Dataset rows:
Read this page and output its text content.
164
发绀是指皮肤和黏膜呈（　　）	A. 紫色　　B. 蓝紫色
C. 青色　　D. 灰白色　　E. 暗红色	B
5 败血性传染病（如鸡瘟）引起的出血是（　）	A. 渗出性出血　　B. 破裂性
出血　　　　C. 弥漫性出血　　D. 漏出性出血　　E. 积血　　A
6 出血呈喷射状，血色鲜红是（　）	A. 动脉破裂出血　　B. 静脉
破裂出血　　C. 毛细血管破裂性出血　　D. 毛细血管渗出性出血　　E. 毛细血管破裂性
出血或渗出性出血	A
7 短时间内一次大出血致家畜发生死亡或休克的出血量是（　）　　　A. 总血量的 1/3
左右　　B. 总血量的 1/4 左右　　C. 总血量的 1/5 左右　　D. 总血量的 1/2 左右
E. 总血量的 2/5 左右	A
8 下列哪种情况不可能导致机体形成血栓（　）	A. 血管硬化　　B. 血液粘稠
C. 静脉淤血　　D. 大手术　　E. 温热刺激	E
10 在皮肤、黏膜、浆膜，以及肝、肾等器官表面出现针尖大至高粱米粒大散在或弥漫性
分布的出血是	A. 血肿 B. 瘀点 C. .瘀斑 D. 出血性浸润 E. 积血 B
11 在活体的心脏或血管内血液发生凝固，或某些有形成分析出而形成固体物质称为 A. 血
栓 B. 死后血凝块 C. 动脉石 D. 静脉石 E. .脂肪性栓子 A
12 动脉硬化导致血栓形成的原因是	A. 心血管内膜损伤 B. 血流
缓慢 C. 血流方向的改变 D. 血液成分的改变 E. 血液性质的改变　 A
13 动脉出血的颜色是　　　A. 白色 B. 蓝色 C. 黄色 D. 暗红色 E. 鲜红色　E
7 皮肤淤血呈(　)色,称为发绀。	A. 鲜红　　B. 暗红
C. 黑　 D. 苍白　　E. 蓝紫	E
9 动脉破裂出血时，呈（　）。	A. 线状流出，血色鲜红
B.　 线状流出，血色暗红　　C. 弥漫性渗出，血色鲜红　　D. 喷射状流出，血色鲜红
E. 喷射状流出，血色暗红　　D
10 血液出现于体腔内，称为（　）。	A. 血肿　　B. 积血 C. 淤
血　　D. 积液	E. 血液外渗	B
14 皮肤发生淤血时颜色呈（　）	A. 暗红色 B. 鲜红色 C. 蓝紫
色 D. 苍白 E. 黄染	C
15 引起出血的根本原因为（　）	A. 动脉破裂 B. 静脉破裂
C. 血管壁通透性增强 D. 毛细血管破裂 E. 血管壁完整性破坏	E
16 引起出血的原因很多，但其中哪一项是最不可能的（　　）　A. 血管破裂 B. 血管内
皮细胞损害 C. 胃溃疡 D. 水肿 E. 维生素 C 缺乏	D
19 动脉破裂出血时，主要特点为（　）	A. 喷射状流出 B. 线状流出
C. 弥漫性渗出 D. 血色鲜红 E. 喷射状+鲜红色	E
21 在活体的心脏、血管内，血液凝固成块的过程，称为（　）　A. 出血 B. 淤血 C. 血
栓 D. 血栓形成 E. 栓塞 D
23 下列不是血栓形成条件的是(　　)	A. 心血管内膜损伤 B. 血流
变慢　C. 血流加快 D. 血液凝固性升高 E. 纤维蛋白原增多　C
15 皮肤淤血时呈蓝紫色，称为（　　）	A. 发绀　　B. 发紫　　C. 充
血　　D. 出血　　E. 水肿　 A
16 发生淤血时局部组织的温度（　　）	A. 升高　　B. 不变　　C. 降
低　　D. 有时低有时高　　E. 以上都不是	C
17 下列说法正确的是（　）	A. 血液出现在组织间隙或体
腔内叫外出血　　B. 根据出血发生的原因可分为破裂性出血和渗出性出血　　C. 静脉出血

* [Exercise prompt]
Choose all lines containing the string "心血管内膜损伤" and copy them out.

* [Answer for the task]
12 动脉硬化导致血栓形成的原因是	A. 心血管内膜损伤 B. 血流
23 下列不是血栓形成条件的是(　　)	A. 心血管内膜损伤 B. 血流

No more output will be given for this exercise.